Set problem: Present every line in which the string "sprzęcie" appears.

Dataset entries
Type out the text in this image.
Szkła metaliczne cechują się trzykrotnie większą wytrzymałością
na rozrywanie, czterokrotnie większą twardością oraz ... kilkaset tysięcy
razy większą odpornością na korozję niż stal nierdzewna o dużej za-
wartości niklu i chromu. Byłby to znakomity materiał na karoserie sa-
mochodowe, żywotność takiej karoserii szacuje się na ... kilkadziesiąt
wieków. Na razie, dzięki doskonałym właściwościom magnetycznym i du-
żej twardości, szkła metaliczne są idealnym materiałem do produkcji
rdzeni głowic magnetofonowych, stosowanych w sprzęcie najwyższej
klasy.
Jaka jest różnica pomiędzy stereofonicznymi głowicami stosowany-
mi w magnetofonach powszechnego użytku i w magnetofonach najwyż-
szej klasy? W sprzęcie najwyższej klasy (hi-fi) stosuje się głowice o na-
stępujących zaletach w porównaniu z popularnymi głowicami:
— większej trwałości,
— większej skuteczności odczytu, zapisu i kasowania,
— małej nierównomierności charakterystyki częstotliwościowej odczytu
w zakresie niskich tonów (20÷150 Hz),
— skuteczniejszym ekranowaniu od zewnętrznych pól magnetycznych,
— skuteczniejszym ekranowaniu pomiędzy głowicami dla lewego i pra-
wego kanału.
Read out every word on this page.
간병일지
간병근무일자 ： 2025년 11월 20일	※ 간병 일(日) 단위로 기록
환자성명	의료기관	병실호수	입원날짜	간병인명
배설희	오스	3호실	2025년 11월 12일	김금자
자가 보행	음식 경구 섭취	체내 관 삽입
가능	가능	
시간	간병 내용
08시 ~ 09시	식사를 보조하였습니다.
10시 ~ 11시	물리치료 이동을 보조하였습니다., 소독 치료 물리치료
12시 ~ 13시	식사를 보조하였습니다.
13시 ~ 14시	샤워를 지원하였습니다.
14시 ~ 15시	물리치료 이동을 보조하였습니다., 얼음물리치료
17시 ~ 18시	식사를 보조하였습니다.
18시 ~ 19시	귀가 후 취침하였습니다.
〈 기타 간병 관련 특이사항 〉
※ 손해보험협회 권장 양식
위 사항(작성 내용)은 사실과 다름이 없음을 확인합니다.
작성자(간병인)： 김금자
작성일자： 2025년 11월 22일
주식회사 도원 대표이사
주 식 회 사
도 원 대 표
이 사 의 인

Result of this task:
rdzeni głowic magnetofonowych, stosowanych w sprzęcie najwyższej
szej klasy? W sprzęcie najwyższej klasy (hi-fi) stosuje się głowice o na-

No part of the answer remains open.